#### EXERCISE PROMPT:
Find each line with "rates" and copy it.

#### DATA PROVIDED:
__________

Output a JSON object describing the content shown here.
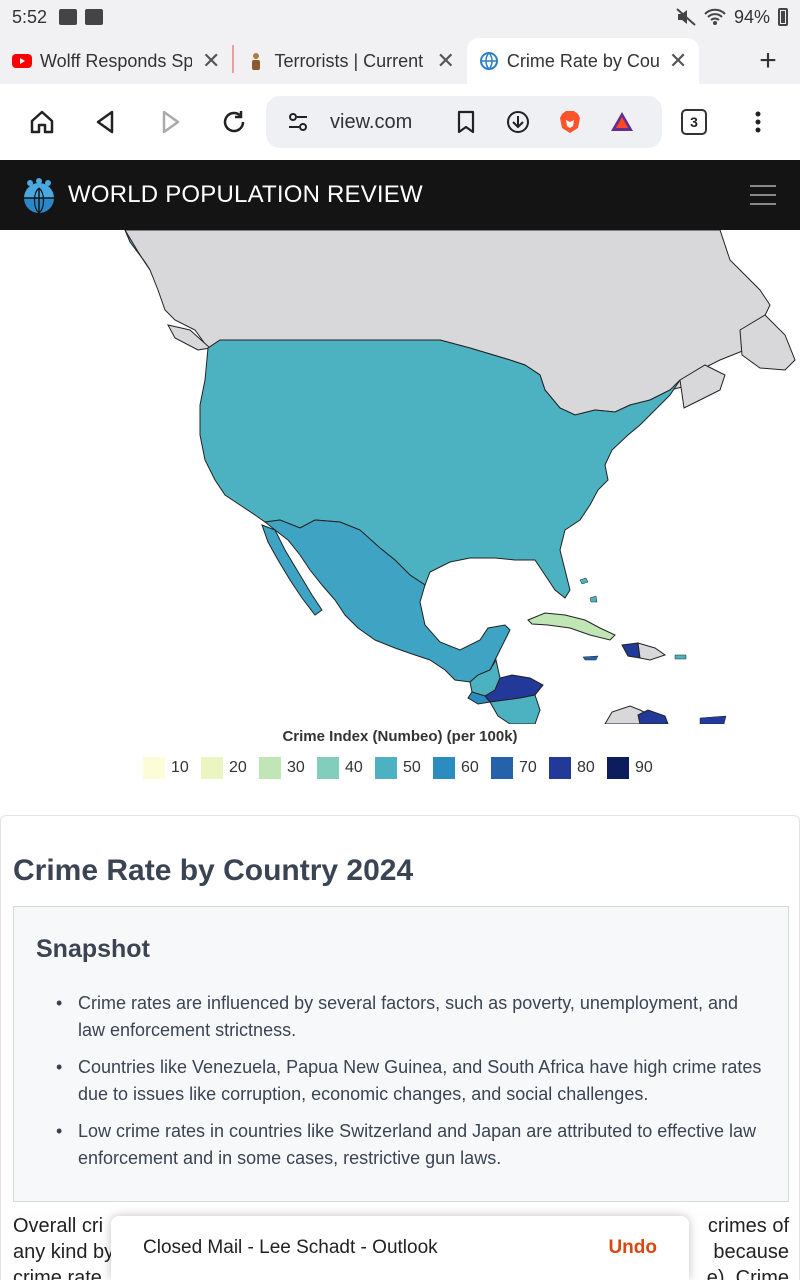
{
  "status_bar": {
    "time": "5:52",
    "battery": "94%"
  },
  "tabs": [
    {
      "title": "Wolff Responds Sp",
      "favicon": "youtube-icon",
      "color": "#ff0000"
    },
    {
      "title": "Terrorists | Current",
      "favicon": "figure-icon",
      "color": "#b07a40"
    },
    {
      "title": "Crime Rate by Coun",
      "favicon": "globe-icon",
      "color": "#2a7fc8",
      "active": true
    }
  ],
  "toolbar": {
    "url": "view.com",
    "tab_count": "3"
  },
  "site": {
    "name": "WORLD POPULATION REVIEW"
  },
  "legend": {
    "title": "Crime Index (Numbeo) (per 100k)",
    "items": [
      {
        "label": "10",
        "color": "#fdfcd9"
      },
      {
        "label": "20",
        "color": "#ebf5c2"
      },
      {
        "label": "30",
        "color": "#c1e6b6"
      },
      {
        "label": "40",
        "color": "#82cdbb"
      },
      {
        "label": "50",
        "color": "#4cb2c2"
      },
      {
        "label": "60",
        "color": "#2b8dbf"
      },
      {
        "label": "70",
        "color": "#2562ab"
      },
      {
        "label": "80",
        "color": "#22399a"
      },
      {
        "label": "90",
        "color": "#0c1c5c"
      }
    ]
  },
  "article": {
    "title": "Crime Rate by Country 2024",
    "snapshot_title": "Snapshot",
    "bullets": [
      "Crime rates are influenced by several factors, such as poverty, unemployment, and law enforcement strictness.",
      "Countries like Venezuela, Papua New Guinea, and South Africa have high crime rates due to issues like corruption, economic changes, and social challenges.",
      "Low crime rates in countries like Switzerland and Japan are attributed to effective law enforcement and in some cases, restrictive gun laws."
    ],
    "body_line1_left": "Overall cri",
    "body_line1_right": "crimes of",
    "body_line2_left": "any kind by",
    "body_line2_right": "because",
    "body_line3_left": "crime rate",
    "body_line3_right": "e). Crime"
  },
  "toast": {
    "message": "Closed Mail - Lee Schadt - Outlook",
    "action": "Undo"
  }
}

__________

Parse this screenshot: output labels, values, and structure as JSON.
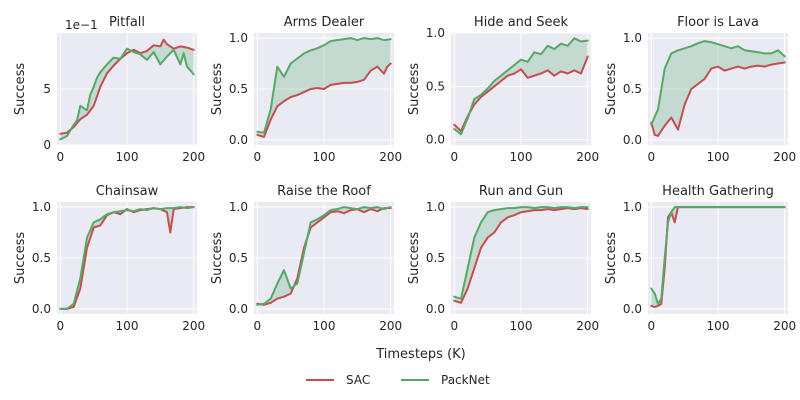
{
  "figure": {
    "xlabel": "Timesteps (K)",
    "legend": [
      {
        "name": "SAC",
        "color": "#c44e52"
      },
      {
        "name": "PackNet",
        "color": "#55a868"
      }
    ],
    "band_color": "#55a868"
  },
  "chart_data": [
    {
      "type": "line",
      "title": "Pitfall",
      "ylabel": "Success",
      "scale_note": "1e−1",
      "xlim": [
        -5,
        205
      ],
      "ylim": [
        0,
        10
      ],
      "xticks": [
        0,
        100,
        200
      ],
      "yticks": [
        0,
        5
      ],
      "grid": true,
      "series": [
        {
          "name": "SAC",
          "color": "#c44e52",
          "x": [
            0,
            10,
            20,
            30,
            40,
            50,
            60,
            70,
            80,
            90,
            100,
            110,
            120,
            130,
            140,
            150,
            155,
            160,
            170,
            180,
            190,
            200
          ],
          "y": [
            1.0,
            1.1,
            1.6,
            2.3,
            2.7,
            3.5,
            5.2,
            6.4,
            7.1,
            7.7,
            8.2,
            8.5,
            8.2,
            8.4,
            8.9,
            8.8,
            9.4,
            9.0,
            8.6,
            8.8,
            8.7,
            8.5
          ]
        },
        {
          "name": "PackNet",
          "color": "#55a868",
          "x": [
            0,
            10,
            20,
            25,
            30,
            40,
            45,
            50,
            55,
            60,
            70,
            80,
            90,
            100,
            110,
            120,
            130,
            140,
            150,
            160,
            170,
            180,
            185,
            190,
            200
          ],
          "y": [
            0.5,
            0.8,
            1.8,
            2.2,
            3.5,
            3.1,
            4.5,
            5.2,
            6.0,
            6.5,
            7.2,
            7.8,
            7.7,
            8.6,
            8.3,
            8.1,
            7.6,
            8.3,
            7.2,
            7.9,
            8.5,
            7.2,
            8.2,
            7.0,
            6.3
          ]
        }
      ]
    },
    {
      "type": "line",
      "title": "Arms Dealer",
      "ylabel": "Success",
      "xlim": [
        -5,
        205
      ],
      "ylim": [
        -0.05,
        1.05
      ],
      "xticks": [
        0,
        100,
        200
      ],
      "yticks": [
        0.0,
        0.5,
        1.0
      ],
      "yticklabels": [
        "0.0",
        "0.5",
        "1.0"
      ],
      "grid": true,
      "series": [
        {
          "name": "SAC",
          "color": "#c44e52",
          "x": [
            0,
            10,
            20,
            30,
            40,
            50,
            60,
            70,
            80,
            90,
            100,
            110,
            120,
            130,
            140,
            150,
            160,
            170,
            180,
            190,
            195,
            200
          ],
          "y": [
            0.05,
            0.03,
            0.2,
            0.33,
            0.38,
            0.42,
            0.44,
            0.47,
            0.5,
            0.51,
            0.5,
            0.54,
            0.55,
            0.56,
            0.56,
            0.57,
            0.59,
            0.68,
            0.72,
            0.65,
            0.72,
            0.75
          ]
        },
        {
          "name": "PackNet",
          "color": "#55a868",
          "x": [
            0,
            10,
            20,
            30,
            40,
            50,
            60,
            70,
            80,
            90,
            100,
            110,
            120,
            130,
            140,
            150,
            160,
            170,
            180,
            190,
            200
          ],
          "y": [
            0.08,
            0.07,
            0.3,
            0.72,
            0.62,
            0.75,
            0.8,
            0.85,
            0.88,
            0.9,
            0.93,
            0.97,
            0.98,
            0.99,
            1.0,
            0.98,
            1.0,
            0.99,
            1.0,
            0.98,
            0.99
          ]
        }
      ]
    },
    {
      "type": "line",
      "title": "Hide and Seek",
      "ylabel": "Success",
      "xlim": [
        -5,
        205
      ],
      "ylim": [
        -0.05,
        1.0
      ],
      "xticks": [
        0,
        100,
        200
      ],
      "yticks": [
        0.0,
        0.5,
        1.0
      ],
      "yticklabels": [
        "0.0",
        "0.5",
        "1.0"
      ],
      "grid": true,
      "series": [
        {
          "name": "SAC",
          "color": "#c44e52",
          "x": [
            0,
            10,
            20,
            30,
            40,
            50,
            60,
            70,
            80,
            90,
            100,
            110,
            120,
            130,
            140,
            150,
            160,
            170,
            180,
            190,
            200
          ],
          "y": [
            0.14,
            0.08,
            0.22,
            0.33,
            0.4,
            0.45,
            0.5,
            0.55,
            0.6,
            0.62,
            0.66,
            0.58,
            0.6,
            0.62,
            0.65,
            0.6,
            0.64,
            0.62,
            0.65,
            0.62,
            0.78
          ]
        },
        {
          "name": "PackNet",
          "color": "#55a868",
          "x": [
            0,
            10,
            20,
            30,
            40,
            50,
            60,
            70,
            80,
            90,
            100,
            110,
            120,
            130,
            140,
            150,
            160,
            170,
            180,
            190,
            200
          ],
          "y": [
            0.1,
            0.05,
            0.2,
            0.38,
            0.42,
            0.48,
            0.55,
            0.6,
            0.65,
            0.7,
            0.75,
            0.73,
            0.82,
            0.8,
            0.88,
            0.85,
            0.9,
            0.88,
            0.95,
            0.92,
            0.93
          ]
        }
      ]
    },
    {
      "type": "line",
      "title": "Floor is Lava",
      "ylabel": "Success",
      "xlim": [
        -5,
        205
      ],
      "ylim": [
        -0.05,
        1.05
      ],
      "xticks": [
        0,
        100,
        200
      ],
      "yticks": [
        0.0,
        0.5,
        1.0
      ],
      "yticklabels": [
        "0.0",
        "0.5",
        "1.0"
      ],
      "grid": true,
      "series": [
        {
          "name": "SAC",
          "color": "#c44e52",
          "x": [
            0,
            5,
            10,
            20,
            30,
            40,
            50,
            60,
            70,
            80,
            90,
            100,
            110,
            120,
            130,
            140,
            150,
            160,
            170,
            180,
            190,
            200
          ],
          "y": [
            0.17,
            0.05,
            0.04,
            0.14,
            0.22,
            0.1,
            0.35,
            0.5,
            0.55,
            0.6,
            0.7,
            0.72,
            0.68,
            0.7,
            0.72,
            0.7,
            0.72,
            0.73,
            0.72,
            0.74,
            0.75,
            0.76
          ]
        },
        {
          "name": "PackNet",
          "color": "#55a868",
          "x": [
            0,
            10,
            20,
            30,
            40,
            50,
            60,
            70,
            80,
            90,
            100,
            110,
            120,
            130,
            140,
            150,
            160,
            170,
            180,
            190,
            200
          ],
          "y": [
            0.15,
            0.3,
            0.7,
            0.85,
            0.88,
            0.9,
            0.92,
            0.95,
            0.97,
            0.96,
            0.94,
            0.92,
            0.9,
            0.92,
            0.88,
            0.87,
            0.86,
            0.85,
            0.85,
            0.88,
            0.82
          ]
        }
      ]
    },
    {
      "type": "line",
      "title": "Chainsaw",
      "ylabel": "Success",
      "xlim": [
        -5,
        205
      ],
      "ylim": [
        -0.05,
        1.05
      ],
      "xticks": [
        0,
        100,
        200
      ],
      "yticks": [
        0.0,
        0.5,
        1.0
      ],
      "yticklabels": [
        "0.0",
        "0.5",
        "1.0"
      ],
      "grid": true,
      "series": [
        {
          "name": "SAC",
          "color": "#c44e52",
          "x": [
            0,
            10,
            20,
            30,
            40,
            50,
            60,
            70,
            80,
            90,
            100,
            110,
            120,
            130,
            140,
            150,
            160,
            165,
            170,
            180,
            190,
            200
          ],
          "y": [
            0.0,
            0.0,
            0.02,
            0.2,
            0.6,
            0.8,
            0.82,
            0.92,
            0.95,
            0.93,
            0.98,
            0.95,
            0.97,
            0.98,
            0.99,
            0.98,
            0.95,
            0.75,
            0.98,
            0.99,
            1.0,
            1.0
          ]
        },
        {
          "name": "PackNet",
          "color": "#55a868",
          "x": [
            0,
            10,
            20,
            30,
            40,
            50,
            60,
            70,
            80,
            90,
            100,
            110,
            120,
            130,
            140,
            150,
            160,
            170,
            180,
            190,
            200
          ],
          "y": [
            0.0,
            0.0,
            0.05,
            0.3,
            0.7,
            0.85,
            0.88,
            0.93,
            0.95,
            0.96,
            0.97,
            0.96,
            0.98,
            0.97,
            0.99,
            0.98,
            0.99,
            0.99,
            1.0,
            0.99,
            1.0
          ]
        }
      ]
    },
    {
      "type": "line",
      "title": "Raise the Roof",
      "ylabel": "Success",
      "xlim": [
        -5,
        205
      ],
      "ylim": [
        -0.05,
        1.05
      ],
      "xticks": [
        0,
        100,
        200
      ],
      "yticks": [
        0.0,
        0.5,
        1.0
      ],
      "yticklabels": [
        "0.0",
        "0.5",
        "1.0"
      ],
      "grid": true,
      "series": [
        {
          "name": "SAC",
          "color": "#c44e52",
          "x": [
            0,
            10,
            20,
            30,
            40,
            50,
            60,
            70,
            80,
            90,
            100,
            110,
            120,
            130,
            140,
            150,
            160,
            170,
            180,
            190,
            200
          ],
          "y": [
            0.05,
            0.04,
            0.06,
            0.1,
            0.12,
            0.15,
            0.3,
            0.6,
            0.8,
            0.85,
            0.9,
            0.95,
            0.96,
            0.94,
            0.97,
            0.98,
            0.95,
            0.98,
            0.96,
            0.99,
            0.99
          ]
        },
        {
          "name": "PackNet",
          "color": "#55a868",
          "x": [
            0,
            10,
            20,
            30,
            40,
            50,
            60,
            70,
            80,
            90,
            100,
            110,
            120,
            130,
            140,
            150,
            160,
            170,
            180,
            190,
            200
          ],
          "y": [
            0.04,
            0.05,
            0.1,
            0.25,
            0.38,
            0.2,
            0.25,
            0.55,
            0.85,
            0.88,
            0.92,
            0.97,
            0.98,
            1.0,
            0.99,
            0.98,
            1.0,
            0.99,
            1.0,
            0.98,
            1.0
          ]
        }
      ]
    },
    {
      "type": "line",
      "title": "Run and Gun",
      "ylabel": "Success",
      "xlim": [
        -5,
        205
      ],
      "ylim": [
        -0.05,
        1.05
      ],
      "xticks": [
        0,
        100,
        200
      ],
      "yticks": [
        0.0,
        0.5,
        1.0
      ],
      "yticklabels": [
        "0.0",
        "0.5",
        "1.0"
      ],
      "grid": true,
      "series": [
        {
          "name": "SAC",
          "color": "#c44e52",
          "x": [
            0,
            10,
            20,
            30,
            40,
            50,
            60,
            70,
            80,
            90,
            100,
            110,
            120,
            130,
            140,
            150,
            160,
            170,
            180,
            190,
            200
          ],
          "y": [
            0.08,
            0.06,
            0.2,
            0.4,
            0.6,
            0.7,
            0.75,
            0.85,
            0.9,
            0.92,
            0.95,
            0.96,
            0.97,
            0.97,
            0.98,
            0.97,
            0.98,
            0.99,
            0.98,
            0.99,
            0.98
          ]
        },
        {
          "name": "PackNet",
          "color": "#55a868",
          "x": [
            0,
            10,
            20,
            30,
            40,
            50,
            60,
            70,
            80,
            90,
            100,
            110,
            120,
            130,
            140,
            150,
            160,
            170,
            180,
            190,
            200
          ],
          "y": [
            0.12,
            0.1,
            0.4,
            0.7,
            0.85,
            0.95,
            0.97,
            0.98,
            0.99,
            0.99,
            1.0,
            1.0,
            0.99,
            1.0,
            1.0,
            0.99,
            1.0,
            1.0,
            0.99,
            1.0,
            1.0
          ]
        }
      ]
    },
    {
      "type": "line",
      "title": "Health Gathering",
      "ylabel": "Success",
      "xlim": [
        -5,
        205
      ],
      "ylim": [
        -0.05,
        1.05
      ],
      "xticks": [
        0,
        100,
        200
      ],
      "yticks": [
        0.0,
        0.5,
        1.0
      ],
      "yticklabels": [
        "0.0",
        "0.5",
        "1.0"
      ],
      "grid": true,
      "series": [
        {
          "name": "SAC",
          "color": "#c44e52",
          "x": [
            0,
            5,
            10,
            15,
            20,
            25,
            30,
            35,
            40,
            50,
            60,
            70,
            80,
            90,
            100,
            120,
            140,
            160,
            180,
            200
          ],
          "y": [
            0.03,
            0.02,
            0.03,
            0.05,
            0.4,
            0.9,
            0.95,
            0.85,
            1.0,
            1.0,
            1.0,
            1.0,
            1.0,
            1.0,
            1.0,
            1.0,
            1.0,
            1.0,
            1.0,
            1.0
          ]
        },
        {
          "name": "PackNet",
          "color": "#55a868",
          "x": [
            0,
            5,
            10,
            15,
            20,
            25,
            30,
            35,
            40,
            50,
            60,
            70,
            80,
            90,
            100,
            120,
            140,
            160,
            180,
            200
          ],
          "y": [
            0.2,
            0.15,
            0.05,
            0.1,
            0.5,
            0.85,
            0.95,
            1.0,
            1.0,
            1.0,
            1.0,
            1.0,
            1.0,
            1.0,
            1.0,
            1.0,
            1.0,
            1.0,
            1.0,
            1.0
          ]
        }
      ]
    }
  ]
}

__________

#### TASK SOLUTION:
      "Crime rates are influenced by several factors, such as poverty, unemployment, and law enforcement strictness.",
      "Countries like Venezuela, Papua New Guinea, and South Africa have high crime rates due to issues like corruption, economic changes, and social challenges.",
      "Low crime rates in countries like Switzerland and Japan are attributed to effective law enforcement and in some cases, restrictive gun laws."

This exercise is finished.